### Data entries for graphics:
▶
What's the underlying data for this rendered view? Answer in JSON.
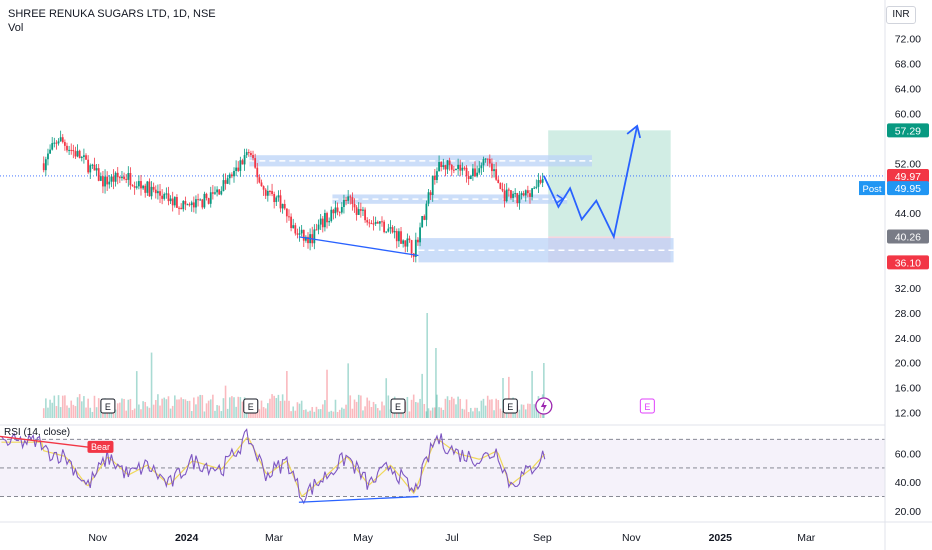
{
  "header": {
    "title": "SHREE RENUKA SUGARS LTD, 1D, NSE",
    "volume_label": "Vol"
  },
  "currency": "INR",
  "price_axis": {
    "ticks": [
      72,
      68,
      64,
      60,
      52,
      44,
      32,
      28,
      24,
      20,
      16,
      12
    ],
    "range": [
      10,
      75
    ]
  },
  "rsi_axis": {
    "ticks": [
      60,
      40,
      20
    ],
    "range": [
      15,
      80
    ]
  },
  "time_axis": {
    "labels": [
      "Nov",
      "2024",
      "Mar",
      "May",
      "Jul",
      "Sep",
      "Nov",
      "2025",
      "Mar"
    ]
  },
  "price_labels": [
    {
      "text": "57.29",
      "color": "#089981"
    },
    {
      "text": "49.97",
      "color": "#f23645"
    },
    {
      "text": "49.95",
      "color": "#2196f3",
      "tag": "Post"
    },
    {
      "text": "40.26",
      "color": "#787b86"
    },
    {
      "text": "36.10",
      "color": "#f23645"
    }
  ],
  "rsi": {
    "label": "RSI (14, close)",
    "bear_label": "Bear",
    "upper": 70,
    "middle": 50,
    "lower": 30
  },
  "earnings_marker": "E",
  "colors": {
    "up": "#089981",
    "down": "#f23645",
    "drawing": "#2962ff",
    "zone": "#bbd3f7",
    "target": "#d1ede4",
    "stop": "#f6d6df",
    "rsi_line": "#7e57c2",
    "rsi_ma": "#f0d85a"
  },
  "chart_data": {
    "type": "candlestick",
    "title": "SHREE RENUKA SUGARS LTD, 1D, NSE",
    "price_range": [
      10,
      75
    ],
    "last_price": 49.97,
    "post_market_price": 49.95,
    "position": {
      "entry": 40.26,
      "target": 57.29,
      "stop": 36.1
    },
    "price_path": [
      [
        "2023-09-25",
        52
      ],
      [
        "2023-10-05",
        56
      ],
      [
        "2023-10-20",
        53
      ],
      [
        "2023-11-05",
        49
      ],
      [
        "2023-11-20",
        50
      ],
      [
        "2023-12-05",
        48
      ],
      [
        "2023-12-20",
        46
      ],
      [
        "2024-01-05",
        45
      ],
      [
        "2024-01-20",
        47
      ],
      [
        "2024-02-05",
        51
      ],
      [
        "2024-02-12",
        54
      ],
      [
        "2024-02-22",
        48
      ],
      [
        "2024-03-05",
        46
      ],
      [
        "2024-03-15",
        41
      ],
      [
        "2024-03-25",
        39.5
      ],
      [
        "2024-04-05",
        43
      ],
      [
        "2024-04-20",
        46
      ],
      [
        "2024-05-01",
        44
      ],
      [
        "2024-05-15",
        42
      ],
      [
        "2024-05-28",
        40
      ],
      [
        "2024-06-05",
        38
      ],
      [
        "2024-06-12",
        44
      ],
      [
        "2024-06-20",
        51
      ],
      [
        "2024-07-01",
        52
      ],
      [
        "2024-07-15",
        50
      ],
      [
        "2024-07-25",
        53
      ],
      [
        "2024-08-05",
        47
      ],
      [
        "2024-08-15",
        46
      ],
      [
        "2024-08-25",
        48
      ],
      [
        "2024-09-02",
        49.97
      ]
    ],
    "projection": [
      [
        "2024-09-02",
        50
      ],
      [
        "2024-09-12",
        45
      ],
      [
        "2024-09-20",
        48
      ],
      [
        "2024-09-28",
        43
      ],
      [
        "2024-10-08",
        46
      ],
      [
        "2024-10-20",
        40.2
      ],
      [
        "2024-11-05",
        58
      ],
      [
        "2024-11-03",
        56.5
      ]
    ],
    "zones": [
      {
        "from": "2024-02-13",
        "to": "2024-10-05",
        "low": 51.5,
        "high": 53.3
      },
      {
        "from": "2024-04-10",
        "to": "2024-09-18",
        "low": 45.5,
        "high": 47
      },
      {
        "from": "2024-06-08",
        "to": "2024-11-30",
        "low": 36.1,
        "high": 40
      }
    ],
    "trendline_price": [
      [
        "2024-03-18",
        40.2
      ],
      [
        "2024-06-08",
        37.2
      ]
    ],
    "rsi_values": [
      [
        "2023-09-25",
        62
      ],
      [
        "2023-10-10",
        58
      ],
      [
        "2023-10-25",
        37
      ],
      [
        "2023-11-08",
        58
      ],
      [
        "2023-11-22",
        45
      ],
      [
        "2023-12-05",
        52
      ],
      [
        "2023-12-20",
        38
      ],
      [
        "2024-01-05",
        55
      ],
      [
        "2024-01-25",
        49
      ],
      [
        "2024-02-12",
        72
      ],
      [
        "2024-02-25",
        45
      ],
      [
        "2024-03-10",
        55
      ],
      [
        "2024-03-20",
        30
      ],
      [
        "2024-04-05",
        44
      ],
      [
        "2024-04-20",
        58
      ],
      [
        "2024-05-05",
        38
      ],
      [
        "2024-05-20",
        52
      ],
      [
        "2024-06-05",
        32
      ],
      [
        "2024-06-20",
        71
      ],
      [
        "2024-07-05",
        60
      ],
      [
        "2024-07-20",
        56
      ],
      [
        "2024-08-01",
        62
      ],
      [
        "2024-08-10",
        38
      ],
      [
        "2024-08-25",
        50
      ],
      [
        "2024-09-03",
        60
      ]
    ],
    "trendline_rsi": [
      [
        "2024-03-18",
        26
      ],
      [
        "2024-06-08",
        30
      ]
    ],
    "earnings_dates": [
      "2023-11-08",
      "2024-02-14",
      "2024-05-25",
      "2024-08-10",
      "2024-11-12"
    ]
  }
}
◀
### What you need to do:
Print the listing above in full, exactly as written. Omit any pictures.

### Exercise output:
What's the underlying data for this rendered view? Answer in JSON.
{
  "header": {
    "title": "SHREE RENUKA SUGARS LTD, 1D, NSE",
    "volume_label": "Vol"
  },
  "currency": "INR",
  "price_axis": {
    "ticks": [
      72,
      68,
      64,
      60,
      52,
      44,
      32,
      28,
      24,
      20,
      16,
      12
    ],
    "range": [
      10,
      75
    ]
  },
  "rsi_axis": {
    "ticks": [
      60,
      40,
      20
    ],
    "range": [
      15,
      80
    ]
  },
  "time_axis": {
    "labels": [
      "Nov",
      "2024",
      "Mar",
      "May",
      "Jul",
      "Sep",
      "Nov",
      "2025",
      "Mar"
    ]
  },
  "price_labels": [
    {
      "text": "57.29",
      "color": "#089981"
    },
    {
      "text": "49.97",
      "color": "#f23645"
    },
    {
      "text": "49.95",
      "color": "#2196f3",
      "tag": "Post"
    },
    {
      "text": "40.26",
      "color": "#787b86"
    },
    {
      "text": "36.10",
      "color": "#f23645"
    }
  ],
  "rsi": {
    "label": "RSI (14, close)",
    "bear_label": "Bear",
    "upper": 70,
    "middle": 50,
    "lower": 30
  },
  "earnings_marker": "E",
  "colors": {
    "up": "#089981",
    "down": "#f23645",
    "drawing": "#2962ff",
    "zone": "#bbd3f7",
    "target": "#d1ede4",
    "stop": "#f6d6df",
    "rsi_line": "#7e57c2",
    "rsi_ma": "#f0d85a"
  },
  "chart_data": {
    "type": "candlestick",
    "title": "SHREE RENUKA SUGARS LTD, 1D, NSE",
    "price_range": [
      10,
      75
    ],
    "last_price": 49.97,
    "post_market_price": 49.95,
    "position": {
      "entry": 40.26,
      "target": 57.29,
      "stop": 36.1
    },
    "price_path": [
      [
        "2023-09-25",
        52
      ],
      [
        "2023-10-05",
        56
      ],
      [
        "2023-10-20",
        53
      ],
      [
        "2023-11-05",
        49
      ],
      [
        "2023-11-20",
        50
      ],
      [
        "2023-12-05",
        48
      ],
      [
        "2023-12-20",
        46
      ],
      [
        "2024-01-05",
        45
      ],
      [
        "2024-01-20",
        47
      ],
      [
        "2024-02-05",
        51
      ],
      [
        "2024-02-12",
        54
      ],
      [
        "2024-02-22",
        48
      ],
      [
        "2024-03-05",
        46
      ],
      [
        "2024-03-15",
        41
      ],
      [
        "2024-03-25",
        39.5
      ],
      [
        "2024-04-05",
        43
      ],
      [
        "2024-04-20",
        46
      ],
      [
        "2024-05-01",
        44
      ],
      [
        "2024-05-15",
        42
      ],
      [
        "2024-05-28",
        40
      ],
      [
        "2024-06-05",
        38
      ],
      [
        "2024-06-12",
        44
      ],
      [
        "2024-06-20",
        51
      ],
      [
        "2024-07-01",
        52
      ],
      [
        "2024-07-15",
        50
      ],
      [
        "2024-07-25",
        53
      ],
      [
        "2024-08-05",
        47
      ],
      [
        "2024-08-15",
        46
      ],
      [
        "2024-08-25",
        48
      ],
      [
        "2024-09-02",
        49.97
      ]
    ],
    "projection": [
      [
        "2024-09-02",
        50
      ],
      [
        "2024-09-12",
        45
      ],
      [
        "2024-09-20",
        48
      ],
      [
        "2024-09-28",
        43
      ],
      [
        "2024-10-08",
        46
      ],
      [
        "2024-10-20",
        40.2
      ],
      [
        "2024-11-05",
        58
      ],
      [
        "2024-11-03",
        56.5
      ]
    ],
    "zones": [
      {
        "from": "2024-02-13",
        "to": "2024-10-05",
        "low": 51.5,
        "high": 53.3
      },
      {
        "from": "2024-04-10",
        "to": "2024-09-18",
        "low": 45.5,
        "high": 47
      },
      {
        "from": "2024-06-08",
        "to": "2024-11-30",
        "low": 36.1,
        "high": 40
      }
    ],
    "trendline_price": [
      [
        "2024-03-18",
        40.2
      ],
      [
        "2024-06-08",
        37.2
      ]
    ],
    "rsi_values": [
      [
        "2023-09-25",
        62
      ],
      [
        "2023-10-10",
        58
      ],
      [
        "2023-10-25",
        37
      ],
      [
        "2023-11-08",
        58
      ],
      [
        "2023-11-22",
        45
      ],
      [
        "2023-12-05",
        52
      ],
      [
        "2023-12-20",
        38
      ],
      [
        "2024-01-05",
        55
      ],
      [
        "2024-01-25",
        49
      ],
      [
        "2024-02-12",
        72
      ],
      [
        "2024-02-25",
        45
      ],
      [
        "2024-03-10",
        55
      ],
      [
        "2024-03-20",
        30
      ],
      [
        "2024-04-05",
        44
      ],
      [
        "2024-04-20",
        58
      ],
      [
        "2024-05-05",
        38
      ],
      [
        "2024-05-20",
        52
      ],
      [
        "2024-06-05",
        32
      ],
      [
        "2024-06-20",
        71
      ],
      [
        "2024-07-05",
        60
      ],
      [
        "2024-07-20",
        56
      ],
      [
        "2024-08-01",
        62
      ],
      [
        "2024-08-10",
        38
      ],
      [
        "2024-08-25",
        50
      ],
      [
        "2024-09-03",
        60
      ]
    ],
    "trendline_rsi": [
      [
        "2024-03-18",
        26
      ],
      [
        "2024-06-08",
        30
      ]
    ],
    "earnings_dates": [
      "2023-11-08",
      "2024-02-14",
      "2024-05-25",
      "2024-08-10",
      "2024-11-12"
    ]
  }
}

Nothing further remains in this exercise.